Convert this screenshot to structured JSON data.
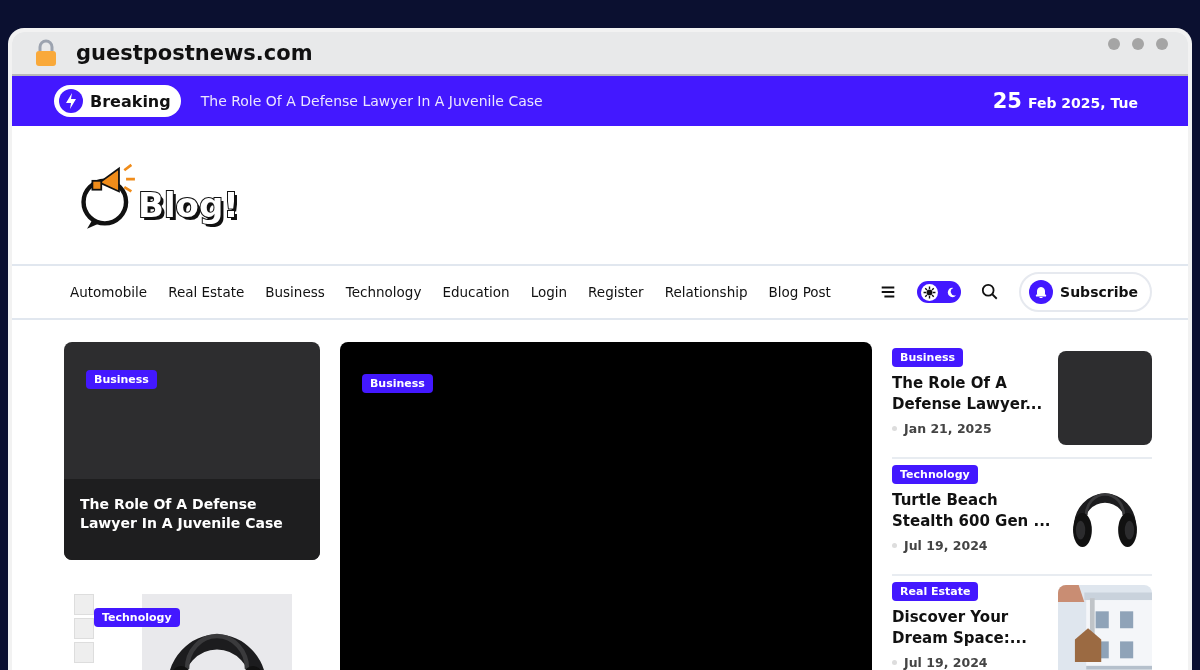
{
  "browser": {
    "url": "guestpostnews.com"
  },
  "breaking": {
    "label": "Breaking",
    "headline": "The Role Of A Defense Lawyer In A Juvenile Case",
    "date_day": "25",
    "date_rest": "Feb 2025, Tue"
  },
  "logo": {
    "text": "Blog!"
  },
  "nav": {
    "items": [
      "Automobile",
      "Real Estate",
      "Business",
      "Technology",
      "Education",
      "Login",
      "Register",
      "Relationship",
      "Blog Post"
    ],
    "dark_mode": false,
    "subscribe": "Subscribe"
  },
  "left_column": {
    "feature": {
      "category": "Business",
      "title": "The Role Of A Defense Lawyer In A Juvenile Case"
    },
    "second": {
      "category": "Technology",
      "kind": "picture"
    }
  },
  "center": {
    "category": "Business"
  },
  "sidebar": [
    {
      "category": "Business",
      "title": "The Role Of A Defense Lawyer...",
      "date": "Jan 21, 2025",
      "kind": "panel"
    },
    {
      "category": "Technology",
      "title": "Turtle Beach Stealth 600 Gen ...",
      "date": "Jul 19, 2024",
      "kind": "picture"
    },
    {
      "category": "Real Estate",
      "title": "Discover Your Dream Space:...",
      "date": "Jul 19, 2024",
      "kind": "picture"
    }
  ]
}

☆ ☆ ☆ ☆

# WORK TO BE COMPLETED:
From the material above, reproduce everything verbatim except the pictures.

# RESPONSE:
Convert this screenshot to structured JSON data.
{
  "browser": {
    "url": "guestpostnews.com"
  },
  "breaking": {
    "label": "Breaking",
    "headline": "The Role Of A Defense Lawyer In A Juvenile Case",
    "date_day": "25",
    "date_rest": "Feb 2025, Tue"
  },
  "logo": {
    "text": "Blog!"
  },
  "nav": {
    "items": [
      "Automobile",
      "Real Estate",
      "Business",
      "Technology",
      "Education",
      "Login",
      "Register",
      "Relationship",
      "Blog Post"
    ],
    "dark_mode": false,
    "subscribe": "Subscribe"
  },
  "left_column": {
    "feature": {
      "category": "Business",
      "title": "The Role Of A Defense Lawyer In A Juvenile Case"
    },
    "second": {
      "category": "Technology",
      "kind": "picture"
    }
  },
  "center": {
    "category": "Business"
  },
  "sidebar": [
    {
      "category": "Business",
      "title": "The Role Of A Defense Lawyer...",
      "date": "Jan 21, 2025",
      "kind": "panel"
    },
    {
      "category": "Technology",
      "title": "Turtle Beach Stealth 600 Gen ...",
      "date": "Jul 19, 2024",
      "kind": "picture"
    },
    {
      "category": "Real Estate",
      "title": "Discover Your Dream Space:...",
      "date": "Jul 19, 2024",
      "kind": "picture"
    }
  ]
}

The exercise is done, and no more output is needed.